:: TASK PROMPT ::
The records below must be written out exactly, with every picture left behind.

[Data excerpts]

——————

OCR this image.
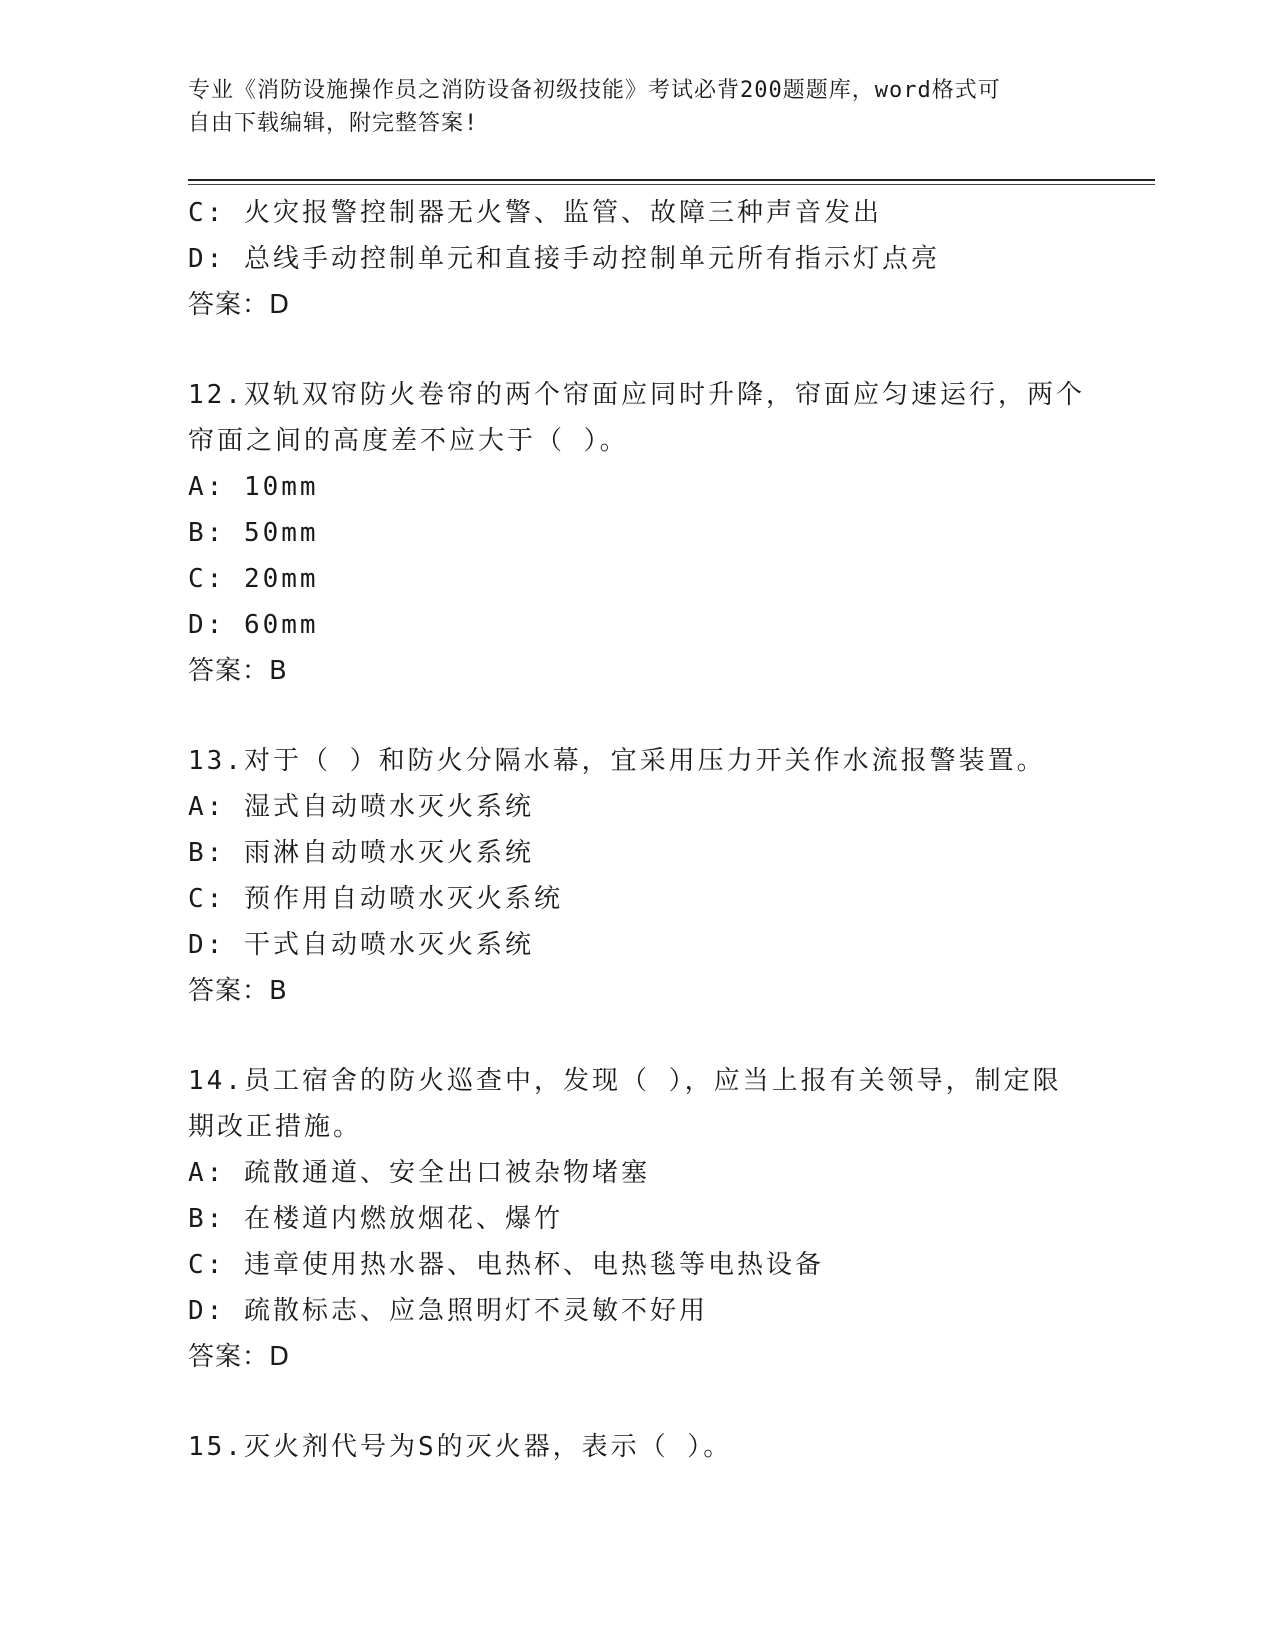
专业《消防设施操作员之消防设备初级技能》考试必背200题题库，word格式可
自由下载编辑，附完整答案!
C: 火灾报警控制器无火警、监管、故障三种声音发出
D: 总线手动控制单元和直接手动控制单元所有指示灯点亮
答案：D
12.双轨双帘防火卷帘的两个帘面应同时升降，帘面应匀速运行，两个
帘面之间的高度差不应大于（ ）。
A: 10mm
B: 50mm
C: 20mm
D: 60mm
答案：B
13.对于（ ）和防火分隔水幕，宜采用压力开关作水流报警装置。
A: 湿式自动喷水灭火系统
B: 雨淋自动喷水灭火系统
C: 预作用自动喷水灭火系统
D: 干式自动喷水灭火系统
答案：B
14.员工宿舍的防火巡查中，发现（ ），应当上报有关领导，制定限
期改正措施。
A: 疏散通道、安全出口被杂物堵塞
B: 在楼道内燃放烟花、爆竹
C: 违章使用热水器、电热杯、电热毯等电热设备
D: 疏散标志、应急照明灯不灵敏不好用
答案：D
15.灭火剂代号为S的灭火器，表示（ ）。
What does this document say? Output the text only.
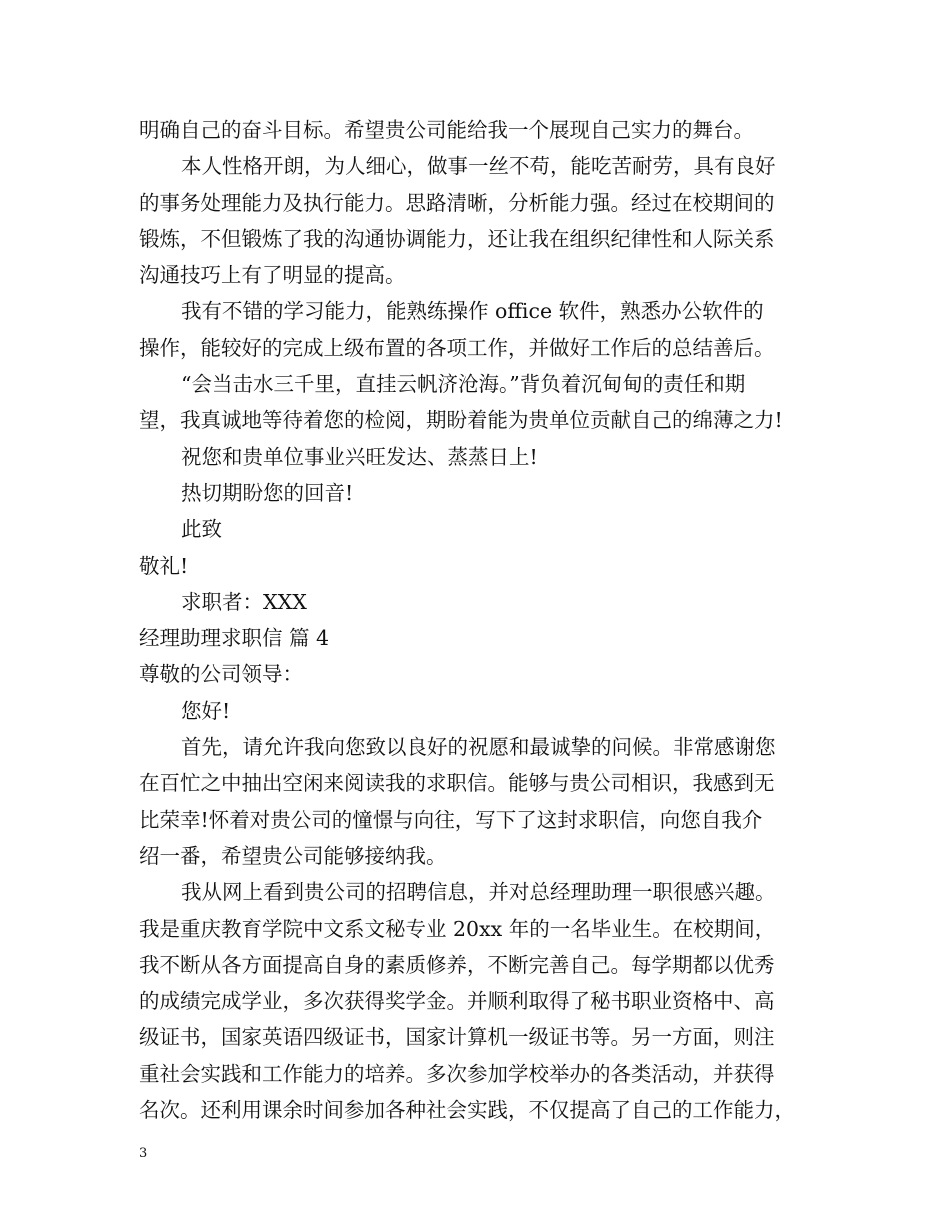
明确自己的奋斗目标。希望贵公司能给我一个展现自己实力的舞台。
本人性格开朗，为人细心，做事一丝不苟，能吃苦耐劳，具有良好
的事务处理能力及执行能力。思路清晰，分析能力强。经过在校期间的
锻炼，不但锻炼了我的沟通协调能力，还让我在组织纪律性和人际关系
沟通技巧上有了明显的提高。
我有不错的学习能力，能熟练操作 office 软件，熟悉办公软件的
操作，能较好的完成上级布置的各项工作，并做好工作后的总结善后。
“会当击水三千里，直挂云帆济沧海。”背负着沉甸甸的责任和期
望，我真诚地等待着您的检阅，期盼着能为贵单位贡献自己的绵薄之力!
祝您和贵单位事业兴旺发达、蒸蒸日上!
热切期盼您的回音!
此致
敬礼!
求职者：XXX
经理助理求职信 篇 4
尊敬的公司领导：
您好!
首先，请允许我向您致以良好的祝愿和最诚挚的问候。非常感谢您
在百忙之中抽出空闲来阅读我的求职信。能够与贵公司相识，我感到无
比荣幸!怀着对贵公司的憧憬与向往，写下了这封求职信，向您自我介
绍一番，希望贵公司能够接纳我。
我从网上看到贵公司的招聘信息，并对总经理助理一职很感兴趣。
我是重庆教育学院中文系文秘专业 20xx 年的一名毕业生。在校期间，
我不断从各方面提高自身的素质修养，不断完善自己。每学期都以优秀
的成绩完成学业，多次获得奖学金。并顺利取得了秘书职业资格中、高
级证书，国家英语四级证书，国家计算机一级证书等。另一方面，则注
重社会实践和工作能力的培养。多次参加学校举办的各类活动，并获得
名次。还利用课余时间参加各种社会实践，不仅提高了自己的工作能力，
3
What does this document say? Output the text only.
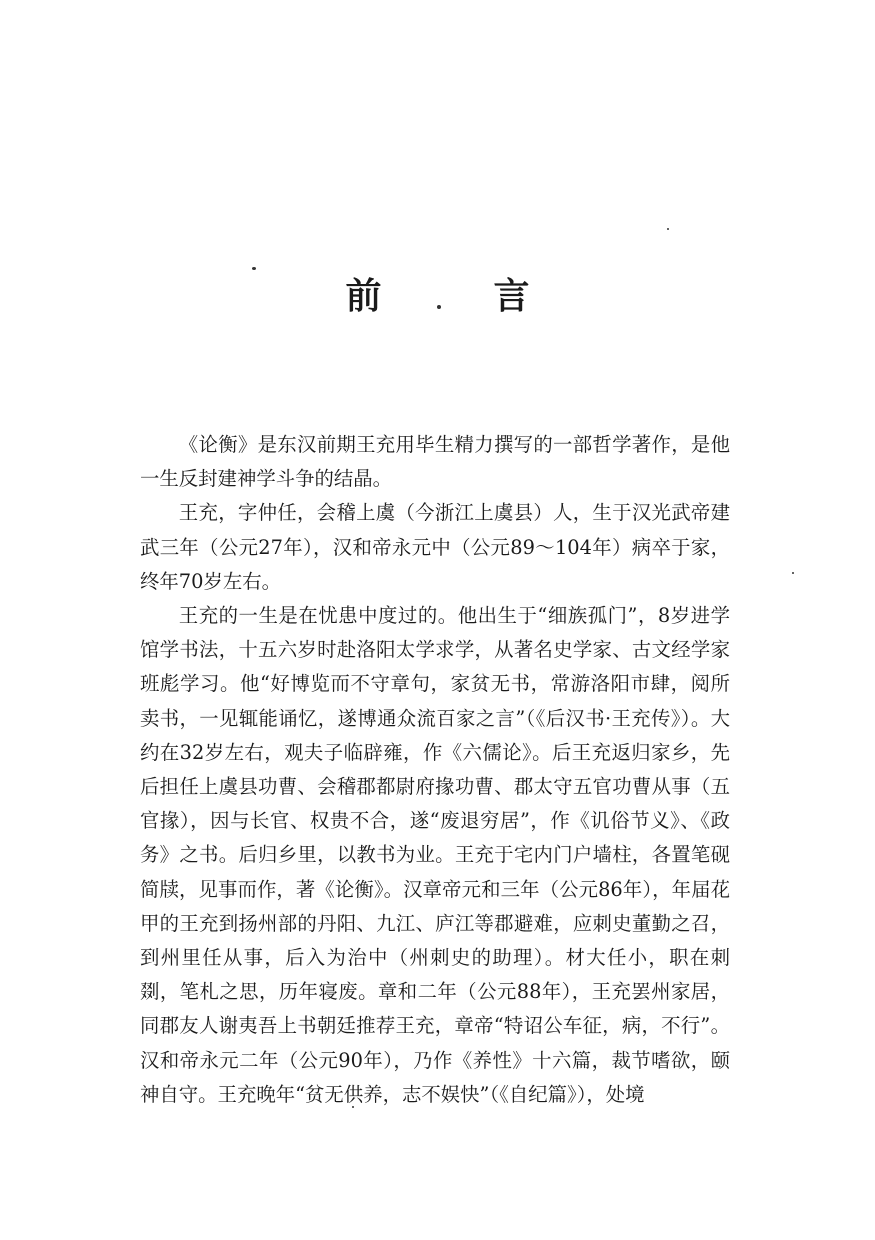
前	言

《论衡》是东汉前期王充用毕生精力撰写的一部哲学著作，是他一生反封建神学斗争的结晶。

王充，字仲任，会稽上虞（今浙江上虞县）人，生于汉光武帝建武三年（公元27年），汉和帝永元中（公元89～104年）病卒于家，终年70岁左右。

王充的一生是在忧患中度过的。他出生于“细族孤门”，8岁进学馆学书法，十五六岁时赴洛阳太学求学，从著名史学家、古文经学家班彪学习。他“好博览而不守章句，家贫无书，常游洛阳市肆，阅所卖书，一见辄能诵忆，遂博通众流百家之言”（《后汉书·王充传》）。大约在32岁左右，观夫子临辟雍，作《六儒论》。后王充返归家乡，先后担任上虞县功曹、会稽郡都尉府掾功曹、郡太守五官功曹从事（五官掾），因与长官、权贵不合，遂“废退穷居”，作《讥俗节义》、《政务》之书。后归乡里，以教书为业。王充于宅内门户墙柱，各置笔砚简牍，见事而作，著《论衡》。汉章帝元和三年（公元86年），年届花甲的王充到扬州部的丹阳、九江、庐江等郡避难，应刺史董勤之召，到州里任从事，后入为治中（州刺史的助理）。材大任小，职在刺剟，笔札之思，历年寝废。章和二年（公元88年），王充罢州家居，同郡友人谢夷吾上书朝廷推荐王充，章帝“特诏公车征，病，不行”。汉和帝永元二年（公元90年），乃作《养性》十六篇，裁节嗜欲，颐神自守。王充晚年“贫无供养，志不娱快”（《自纪篇》），处境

——————

:: RESPONSE BELOW ::
OCR this image.
专业《消防设施操作员之消防设备初级技能》考试必背200题题库，word格式可
自由下载编辑，附完整答案!
C: 火灾报警控制器无火警、监管、故障三种声音发出
D: 总线手动控制单元和直接手动控制单元所有指示灯点亮
答案：D
12.双轨双帘防火卷帘的两个帘面应同时升降，帘面应匀速运行，两个
帘面之间的高度差不应大于（ ）。
A: 10mm
B: 50mm
C: 20mm
D: 60mm
答案：B
13.对于（ ）和防火分隔水幕，宜采用压力开关作水流报警装置。
A: 湿式自动喷水灭火系统
B: 雨淋自动喷水灭火系统
C: 预作用自动喷水灭火系统
D: 干式自动喷水灭火系统
答案：B
14.员工宿舍的防火巡查中，发现（ ），应当上报有关领导，制定限
期改正措施。
A: 疏散通道、安全出口被杂物堵塞
B: 在楼道内燃放烟花、爆竹
C: 违章使用热水器、电热杯、电热毯等电热设备
D: 疏散标志、应急照明灯不灵敏不好用
答案：D
15.灭火剂代号为S的灭火器，表示（ ）。
What does this document say? Output the text only.
明确自己的奋斗目标。希望贵公司能给我一个展现自己实力的舞台。
本人性格开朗，为人细心，做事一丝不苟，能吃苦耐劳，具有良好
的事务处理能力及执行能力。思路清晰，分析能力强。经过在校期间的
锻炼，不但锻炼了我的沟通协调能力，还让我在组织纪律性和人际关系
沟通技巧上有了明显的提高。
我有不错的学习能力，能熟练操作 office 软件，熟悉办公软件的
操作，能较好的完成上级布置的各项工作，并做好工作后的总结善后。
“会当击水三千里，直挂云帆济沧海。”背负着沉甸甸的责任和期
望，我真诚地等待着您的检阅，期盼着能为贵单位贡献自己的绵薄之力!
祝您和贵单位事业兴旺发达、蒸蒸日上!
热切期盼您的回音!
此致
敬礼!
求职者：XXX
经理助理求职信 篇 4
尊敬的公司领导：
您好!
首先，请允许我向您致以良好的祝愿和最诚挚的问候。非常感谢您
在百忙之中抽出空闲来阅读我的求职信。能够与贵公司相识，我感到无
比荣幸!怀着对贵公司的憧憬与向往，写下了这封求职信，向您自我介
绍一番，希望贵公司能够接纳我。
我从网上看到贵公司的招聘信息，并对总经理助理一职很感兴趣。
我是重庆教育学院中文系文秘专业 20xx 年的一名毕业生。在校期间，
我不断从各方面提高自身的素质修养，不断完善自己。每学期都以优秀
的成绩完成学业，多次获得奖学金。并顺利取得了秘书职业资格中、高
级证书，国家英语四级证书，国家计算机一级证书等。另一方面，则注
重社会实践和工作能力的培养。多次参加学校举办的各类活动，并获得
名次。还利用课余时间参加各种社会实践，不仅提高了自己的工作能力，
3
What does this document say? Output the text only.
前	言

《论衡》是东汉前期王充用毕生精力撰写的一部哲学著作，是他一生反封建神学斗争的结晶。

王充，字仲任，会稽上虞（今浙江上虞县）人，生于汉光武帝建武三年（公元27年），汉和帝永元中（公元89～104年）病卒于家，终年70岁左右。

王充的一生是在忧患中度过的。他出生于“细族孤门”，8岁进学馆学书法，十五六岁时赴洛阳太学求学，从著名史学家、古文经学家班彪学习。他“好博览而不守章句，家贫无书，常游洛阳市肆，阅所卖书，一见辄能诵忆，遂博通众流百家之言”（《后汉书·王充传》）。大约在32岁左右，观夫子临辟雍，作《六儒论》。后王充返归家乡，先后担任上虞县功曹、会稽郡都尉府掾功曹、郡太守五官功曹从事（五官掾），因与长官、权贵不合，遂“废退穷居”，作《讥俗节义》、《政务》之书。后归乡里，以教书为业。王充于宅内门户墙柱，各置笔砚简牍，见事而作，著《论衡》。汉章帝元和三年（公元86年），年届花甲的王充到扬州部的丹阳、九江、庐江等郡避难，应刺史董勤之召，到州里任从事，后入为治中（州刺史的助理）。材大任小，职在刺剟，笔札之思，历年寝废。章和二年（公元88年），王充罢州家居，同郡友人谢夷吾上书朝廷推荐王充，章帝“特诏公车征，病，不行”。汉和帝永元二年（公元90年），乃作《养性》十六篇，裁节嗜欲，颐神自守。王充晚年“贫无供养，志不娱快”（《自纪篇》），处境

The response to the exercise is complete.